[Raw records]
----------

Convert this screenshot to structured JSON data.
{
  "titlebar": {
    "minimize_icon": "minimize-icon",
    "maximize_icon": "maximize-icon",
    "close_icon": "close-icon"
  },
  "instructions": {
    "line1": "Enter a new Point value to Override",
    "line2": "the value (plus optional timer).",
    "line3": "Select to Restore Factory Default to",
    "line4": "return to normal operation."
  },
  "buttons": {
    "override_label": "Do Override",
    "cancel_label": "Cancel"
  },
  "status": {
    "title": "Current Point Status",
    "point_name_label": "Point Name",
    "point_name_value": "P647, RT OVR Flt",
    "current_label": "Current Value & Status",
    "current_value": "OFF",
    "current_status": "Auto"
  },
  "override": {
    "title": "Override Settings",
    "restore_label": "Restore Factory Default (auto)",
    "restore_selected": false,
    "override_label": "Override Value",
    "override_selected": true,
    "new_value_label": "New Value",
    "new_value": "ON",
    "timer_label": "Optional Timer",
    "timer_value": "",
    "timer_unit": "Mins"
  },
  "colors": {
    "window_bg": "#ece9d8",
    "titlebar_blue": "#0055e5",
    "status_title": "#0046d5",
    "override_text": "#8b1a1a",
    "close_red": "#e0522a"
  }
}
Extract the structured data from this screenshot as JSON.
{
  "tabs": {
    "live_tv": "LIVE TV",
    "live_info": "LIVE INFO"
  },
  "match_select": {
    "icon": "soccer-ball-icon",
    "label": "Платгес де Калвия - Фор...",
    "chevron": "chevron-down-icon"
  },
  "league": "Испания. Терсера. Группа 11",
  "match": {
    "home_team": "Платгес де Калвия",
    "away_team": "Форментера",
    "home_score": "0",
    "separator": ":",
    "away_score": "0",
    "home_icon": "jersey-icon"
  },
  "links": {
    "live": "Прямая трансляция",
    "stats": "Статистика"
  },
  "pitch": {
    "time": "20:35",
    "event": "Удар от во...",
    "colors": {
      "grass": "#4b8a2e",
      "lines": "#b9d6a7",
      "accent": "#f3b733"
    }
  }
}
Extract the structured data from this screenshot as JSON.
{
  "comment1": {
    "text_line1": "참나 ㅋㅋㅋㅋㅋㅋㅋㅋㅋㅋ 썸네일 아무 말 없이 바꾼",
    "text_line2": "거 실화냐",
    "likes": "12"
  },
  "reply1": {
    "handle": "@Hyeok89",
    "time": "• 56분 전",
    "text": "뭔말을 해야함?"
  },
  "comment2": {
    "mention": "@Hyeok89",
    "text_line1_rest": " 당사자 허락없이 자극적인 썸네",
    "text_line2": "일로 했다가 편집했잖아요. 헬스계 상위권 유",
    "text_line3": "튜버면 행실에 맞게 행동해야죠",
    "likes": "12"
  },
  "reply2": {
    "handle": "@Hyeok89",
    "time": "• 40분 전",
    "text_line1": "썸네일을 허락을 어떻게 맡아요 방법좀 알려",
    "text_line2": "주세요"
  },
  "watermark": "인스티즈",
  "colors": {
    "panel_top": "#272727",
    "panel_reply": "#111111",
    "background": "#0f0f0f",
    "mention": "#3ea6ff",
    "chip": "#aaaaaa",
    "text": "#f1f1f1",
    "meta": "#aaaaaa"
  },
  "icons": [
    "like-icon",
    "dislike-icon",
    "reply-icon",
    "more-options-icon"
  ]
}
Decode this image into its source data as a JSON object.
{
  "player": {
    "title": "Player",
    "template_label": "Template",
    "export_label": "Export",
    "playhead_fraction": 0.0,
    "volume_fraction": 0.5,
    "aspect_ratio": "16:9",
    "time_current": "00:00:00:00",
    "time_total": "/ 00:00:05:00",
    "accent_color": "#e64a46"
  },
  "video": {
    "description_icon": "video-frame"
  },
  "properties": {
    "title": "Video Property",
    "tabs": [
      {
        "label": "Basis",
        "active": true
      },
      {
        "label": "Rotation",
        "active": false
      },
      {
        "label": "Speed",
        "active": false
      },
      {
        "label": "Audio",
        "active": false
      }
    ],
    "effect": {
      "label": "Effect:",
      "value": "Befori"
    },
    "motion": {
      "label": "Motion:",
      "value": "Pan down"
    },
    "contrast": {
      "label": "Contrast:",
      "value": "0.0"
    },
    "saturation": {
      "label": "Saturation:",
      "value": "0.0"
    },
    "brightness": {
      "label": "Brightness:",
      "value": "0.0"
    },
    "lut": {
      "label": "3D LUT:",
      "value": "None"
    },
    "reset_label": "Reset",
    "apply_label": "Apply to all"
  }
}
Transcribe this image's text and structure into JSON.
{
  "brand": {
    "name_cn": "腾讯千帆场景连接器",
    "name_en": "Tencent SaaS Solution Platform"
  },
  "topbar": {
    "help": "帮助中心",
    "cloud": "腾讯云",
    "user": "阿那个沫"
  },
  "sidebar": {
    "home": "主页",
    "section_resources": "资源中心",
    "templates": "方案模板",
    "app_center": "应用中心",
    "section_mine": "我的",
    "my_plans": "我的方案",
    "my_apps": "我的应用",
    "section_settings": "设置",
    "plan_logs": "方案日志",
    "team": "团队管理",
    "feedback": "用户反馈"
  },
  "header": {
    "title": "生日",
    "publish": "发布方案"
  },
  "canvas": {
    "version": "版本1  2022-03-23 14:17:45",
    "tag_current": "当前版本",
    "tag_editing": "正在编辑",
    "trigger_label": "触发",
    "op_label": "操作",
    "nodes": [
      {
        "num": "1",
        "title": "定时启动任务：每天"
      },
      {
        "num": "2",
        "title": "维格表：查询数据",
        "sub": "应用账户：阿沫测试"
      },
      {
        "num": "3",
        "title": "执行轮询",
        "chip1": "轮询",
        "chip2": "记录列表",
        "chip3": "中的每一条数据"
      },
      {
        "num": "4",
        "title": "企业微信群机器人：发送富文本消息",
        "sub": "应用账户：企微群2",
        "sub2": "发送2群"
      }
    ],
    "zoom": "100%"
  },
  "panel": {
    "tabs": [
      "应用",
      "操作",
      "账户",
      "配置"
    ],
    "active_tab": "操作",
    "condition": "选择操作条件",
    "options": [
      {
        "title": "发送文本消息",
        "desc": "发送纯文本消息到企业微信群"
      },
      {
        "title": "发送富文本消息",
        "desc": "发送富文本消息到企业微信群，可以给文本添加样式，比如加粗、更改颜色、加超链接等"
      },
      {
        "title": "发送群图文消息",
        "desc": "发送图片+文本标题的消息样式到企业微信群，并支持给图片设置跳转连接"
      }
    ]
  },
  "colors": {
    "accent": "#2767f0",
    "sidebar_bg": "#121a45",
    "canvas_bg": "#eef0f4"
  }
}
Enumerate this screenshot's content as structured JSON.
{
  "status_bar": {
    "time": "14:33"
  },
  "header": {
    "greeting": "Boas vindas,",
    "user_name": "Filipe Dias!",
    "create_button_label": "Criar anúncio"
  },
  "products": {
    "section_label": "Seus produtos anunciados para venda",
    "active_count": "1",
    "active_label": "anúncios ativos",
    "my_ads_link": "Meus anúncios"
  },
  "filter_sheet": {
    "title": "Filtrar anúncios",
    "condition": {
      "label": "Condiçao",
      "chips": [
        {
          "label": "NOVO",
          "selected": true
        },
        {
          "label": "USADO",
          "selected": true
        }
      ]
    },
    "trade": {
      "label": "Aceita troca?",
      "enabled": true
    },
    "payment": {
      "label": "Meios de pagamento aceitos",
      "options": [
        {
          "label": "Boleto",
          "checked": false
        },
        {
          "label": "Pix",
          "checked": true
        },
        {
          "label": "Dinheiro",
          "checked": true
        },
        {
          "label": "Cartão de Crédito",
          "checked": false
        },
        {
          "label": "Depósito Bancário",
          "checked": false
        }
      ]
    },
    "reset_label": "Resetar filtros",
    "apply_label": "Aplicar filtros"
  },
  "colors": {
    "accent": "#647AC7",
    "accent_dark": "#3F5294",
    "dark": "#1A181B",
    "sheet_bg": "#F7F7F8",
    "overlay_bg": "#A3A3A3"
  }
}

----------

> [DIRECTION]: Find the string "Калвия" in the records, then copy each line where it occurs.

> [RESPONSE BELOW]:
    "label": "Платгес де Калвия - Фор...",
    "home_team": "Платгес де Калвия",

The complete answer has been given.